§ What is being asked: Tally the lines holding the string "absolute" and reply with that number alone.
— START OF Data shown —
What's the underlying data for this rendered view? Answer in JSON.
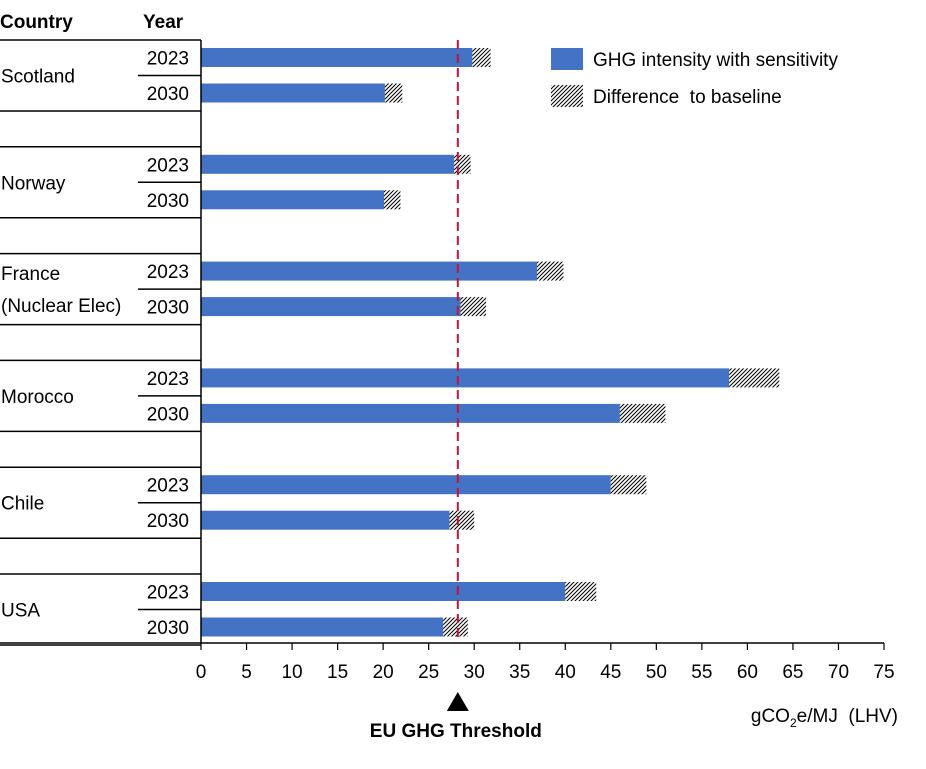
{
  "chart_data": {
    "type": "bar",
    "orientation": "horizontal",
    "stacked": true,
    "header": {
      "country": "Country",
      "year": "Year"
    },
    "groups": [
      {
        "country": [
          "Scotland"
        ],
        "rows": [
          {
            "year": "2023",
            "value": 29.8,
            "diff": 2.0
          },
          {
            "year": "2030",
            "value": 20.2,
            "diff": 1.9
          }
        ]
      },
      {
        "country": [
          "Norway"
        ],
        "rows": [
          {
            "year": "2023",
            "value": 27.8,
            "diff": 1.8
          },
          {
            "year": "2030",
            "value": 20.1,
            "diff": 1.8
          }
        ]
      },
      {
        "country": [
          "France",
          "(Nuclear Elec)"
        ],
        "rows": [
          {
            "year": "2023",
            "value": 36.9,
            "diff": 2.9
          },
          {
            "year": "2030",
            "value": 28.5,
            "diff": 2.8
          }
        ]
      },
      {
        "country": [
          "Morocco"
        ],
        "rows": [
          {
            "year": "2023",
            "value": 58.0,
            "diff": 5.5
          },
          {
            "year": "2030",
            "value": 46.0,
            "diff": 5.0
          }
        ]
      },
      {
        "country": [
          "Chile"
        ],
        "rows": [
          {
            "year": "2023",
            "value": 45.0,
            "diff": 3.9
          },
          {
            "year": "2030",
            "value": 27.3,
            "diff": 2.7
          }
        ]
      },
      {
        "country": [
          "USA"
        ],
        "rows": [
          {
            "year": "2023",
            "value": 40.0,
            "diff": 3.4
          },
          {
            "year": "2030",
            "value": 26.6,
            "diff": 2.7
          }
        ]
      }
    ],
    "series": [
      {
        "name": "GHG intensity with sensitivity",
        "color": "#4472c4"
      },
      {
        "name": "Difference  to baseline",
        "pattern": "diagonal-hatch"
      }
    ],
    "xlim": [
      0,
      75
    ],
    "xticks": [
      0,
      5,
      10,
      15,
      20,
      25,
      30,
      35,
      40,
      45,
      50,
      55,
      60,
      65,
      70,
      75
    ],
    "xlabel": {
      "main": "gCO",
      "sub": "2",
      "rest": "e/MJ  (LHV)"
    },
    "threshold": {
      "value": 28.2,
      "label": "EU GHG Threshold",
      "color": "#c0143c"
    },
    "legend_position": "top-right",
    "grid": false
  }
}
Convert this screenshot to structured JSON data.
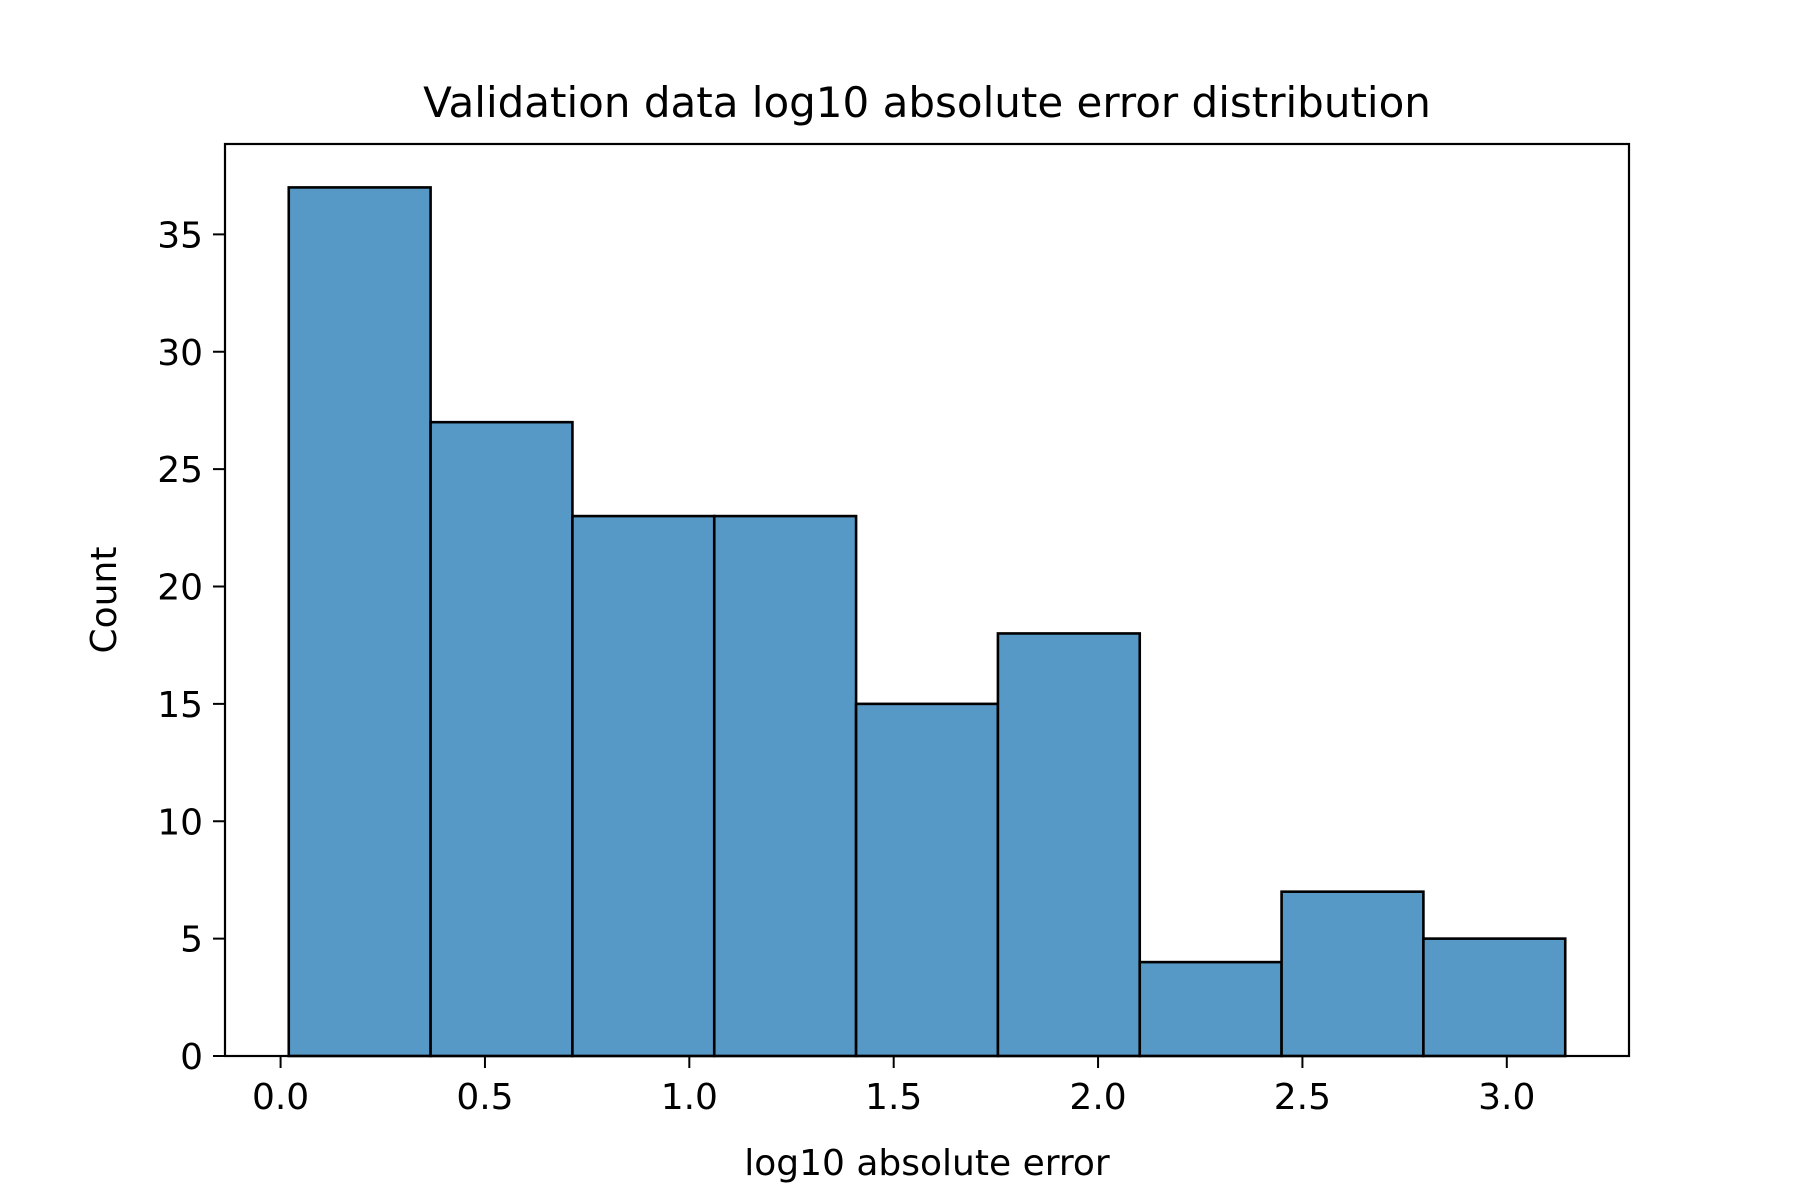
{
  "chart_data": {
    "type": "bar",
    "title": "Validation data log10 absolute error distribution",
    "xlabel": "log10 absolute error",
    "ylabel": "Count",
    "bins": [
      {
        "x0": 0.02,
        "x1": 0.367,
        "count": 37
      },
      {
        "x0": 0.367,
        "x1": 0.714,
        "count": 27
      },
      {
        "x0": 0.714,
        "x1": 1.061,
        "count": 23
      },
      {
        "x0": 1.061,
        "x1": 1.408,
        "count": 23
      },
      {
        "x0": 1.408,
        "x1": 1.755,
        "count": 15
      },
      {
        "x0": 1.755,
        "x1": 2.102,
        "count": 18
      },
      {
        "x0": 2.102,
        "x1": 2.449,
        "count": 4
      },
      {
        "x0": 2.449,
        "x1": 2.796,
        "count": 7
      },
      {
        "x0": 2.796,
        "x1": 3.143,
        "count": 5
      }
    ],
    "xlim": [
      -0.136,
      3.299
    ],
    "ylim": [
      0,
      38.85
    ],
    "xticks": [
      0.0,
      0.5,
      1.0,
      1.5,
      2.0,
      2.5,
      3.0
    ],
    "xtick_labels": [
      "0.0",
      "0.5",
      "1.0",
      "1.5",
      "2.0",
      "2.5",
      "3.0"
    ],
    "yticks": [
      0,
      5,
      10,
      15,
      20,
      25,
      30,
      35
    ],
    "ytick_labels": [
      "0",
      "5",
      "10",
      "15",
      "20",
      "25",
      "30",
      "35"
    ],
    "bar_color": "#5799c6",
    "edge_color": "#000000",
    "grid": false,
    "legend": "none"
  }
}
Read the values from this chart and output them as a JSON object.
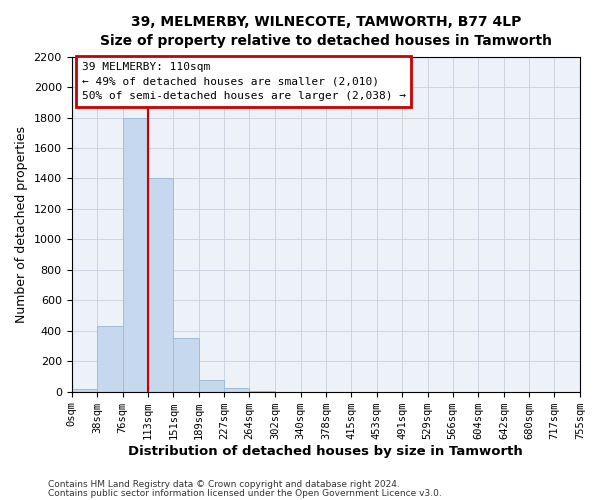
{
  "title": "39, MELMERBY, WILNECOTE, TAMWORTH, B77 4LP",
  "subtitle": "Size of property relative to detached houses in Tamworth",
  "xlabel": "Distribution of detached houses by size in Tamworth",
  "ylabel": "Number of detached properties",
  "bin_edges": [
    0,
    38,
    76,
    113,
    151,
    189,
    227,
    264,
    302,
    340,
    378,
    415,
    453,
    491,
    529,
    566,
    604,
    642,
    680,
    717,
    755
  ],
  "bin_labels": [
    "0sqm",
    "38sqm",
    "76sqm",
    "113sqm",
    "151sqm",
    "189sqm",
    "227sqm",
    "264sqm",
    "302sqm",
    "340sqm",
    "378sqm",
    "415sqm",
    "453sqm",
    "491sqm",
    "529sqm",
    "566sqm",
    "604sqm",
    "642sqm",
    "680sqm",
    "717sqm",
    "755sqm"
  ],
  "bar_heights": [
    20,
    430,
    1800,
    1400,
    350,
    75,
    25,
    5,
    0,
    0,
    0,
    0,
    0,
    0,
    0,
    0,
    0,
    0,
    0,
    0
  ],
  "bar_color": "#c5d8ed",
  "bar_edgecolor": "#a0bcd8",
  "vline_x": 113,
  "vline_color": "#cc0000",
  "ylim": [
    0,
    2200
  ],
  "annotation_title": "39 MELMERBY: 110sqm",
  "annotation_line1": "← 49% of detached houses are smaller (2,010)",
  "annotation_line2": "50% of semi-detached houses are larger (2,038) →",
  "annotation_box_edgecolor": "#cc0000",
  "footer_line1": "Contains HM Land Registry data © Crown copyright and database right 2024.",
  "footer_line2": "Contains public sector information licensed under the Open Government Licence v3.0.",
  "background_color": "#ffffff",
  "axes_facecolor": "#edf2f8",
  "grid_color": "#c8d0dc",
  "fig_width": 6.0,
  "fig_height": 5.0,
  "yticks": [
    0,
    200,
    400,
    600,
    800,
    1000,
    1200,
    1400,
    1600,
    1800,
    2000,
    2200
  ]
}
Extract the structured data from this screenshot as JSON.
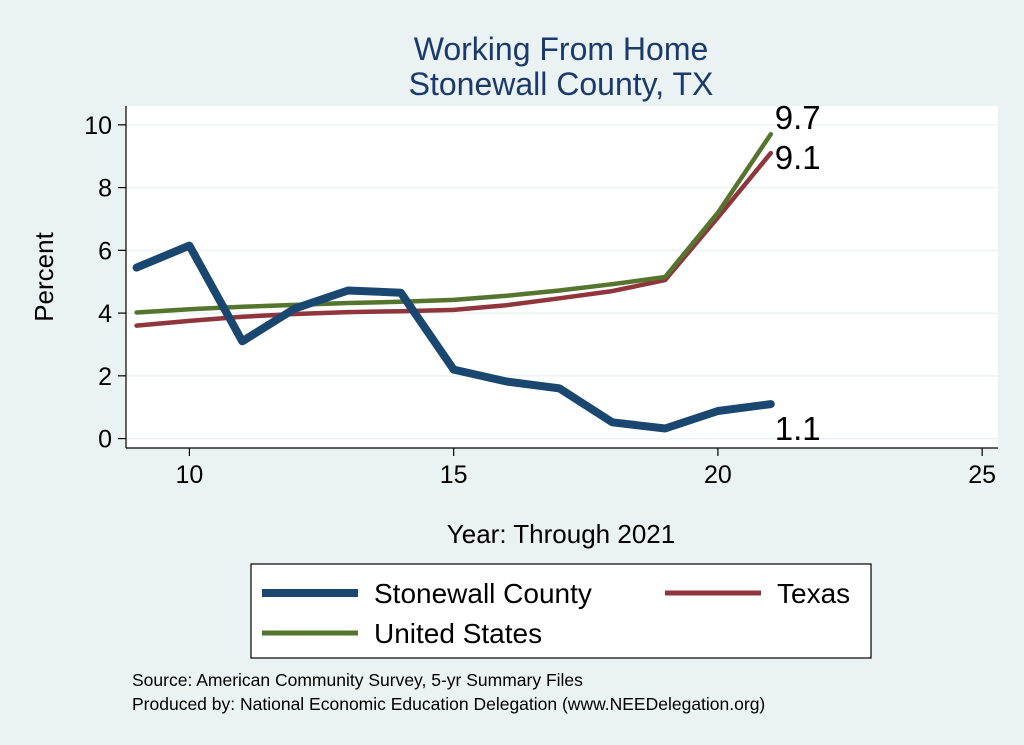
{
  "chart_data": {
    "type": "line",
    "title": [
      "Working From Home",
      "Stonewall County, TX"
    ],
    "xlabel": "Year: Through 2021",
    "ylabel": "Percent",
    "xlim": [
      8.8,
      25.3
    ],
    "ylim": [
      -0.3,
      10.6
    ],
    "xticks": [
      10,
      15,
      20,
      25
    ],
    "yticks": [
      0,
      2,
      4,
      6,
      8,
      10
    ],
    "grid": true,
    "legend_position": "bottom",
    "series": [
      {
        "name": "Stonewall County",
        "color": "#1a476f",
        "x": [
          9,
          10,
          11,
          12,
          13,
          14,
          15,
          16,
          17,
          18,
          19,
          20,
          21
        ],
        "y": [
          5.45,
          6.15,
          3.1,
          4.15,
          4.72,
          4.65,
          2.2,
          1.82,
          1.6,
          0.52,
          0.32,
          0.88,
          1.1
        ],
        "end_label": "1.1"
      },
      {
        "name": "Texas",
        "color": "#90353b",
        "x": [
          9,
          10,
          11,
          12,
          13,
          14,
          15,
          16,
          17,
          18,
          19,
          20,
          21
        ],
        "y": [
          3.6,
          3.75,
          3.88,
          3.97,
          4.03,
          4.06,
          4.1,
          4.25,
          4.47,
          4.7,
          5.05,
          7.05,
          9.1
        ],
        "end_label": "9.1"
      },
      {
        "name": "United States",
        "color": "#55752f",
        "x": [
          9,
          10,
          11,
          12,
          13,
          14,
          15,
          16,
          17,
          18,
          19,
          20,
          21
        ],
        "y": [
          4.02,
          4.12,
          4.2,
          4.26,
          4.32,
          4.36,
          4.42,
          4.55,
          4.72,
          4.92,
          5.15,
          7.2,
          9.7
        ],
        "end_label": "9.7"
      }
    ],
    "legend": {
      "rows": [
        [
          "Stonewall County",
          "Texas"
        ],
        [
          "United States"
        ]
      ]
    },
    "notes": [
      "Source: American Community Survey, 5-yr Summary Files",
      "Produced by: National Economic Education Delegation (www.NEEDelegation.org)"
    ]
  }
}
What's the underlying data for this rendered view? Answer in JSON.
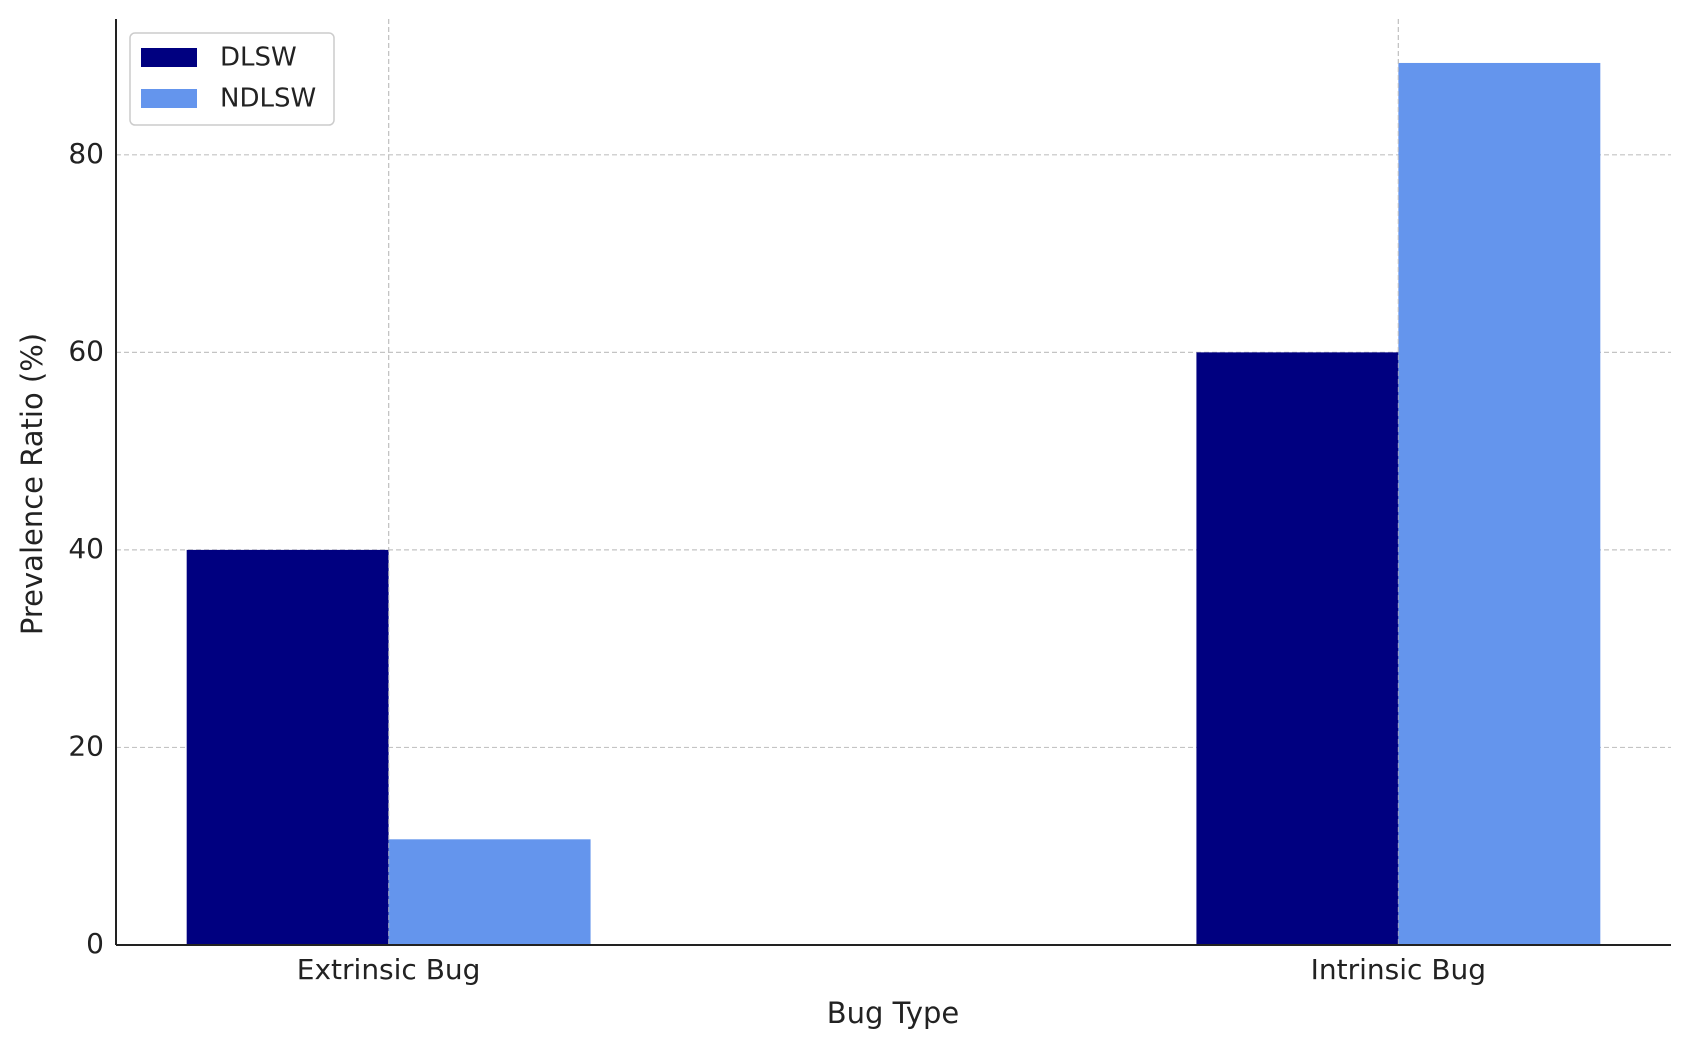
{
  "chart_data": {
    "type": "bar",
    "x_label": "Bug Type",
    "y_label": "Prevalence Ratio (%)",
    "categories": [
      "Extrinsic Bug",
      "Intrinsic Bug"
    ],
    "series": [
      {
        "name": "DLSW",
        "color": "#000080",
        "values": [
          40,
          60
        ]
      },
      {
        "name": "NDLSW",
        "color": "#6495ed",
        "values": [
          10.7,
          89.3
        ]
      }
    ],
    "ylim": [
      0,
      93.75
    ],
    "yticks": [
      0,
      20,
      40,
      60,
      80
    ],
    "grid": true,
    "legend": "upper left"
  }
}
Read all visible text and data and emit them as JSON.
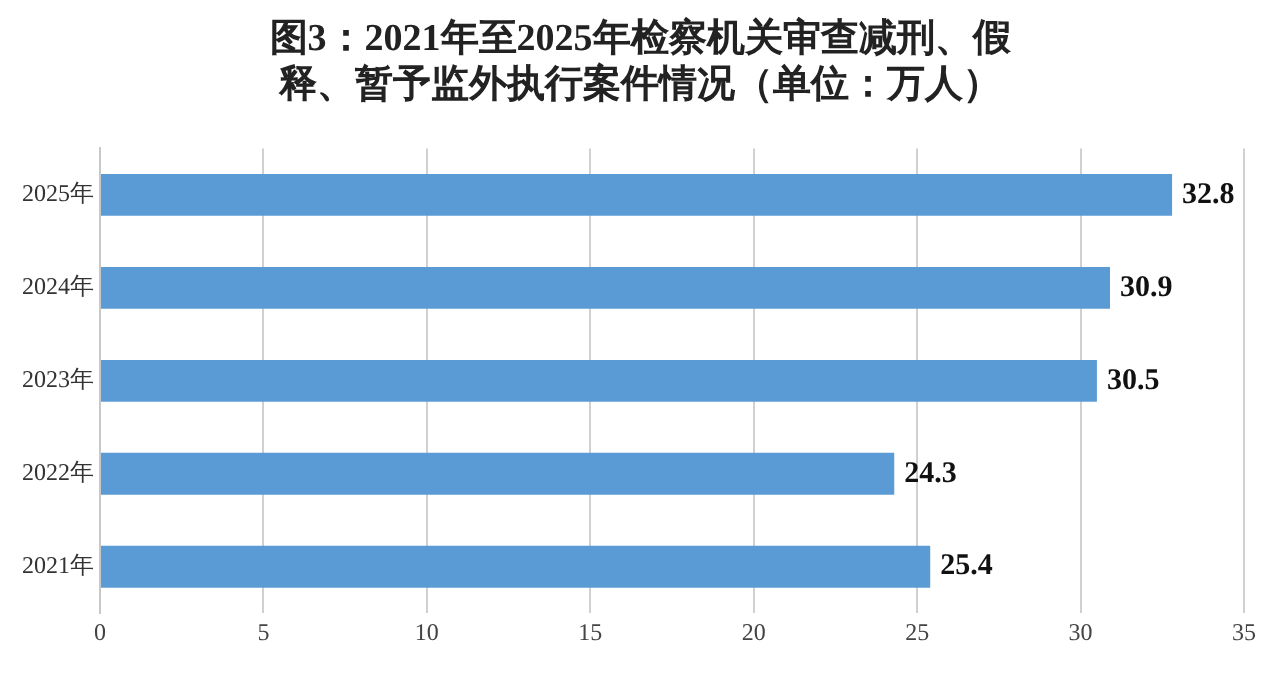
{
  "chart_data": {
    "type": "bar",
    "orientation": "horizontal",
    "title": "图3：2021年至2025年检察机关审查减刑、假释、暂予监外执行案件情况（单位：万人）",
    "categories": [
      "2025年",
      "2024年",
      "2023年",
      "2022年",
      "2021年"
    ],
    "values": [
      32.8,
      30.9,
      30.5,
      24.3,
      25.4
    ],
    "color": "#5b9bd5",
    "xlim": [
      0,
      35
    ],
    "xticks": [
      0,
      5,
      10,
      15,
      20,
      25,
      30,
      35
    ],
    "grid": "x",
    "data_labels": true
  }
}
— END OF Data shown —
§ Solution to the exercise: 2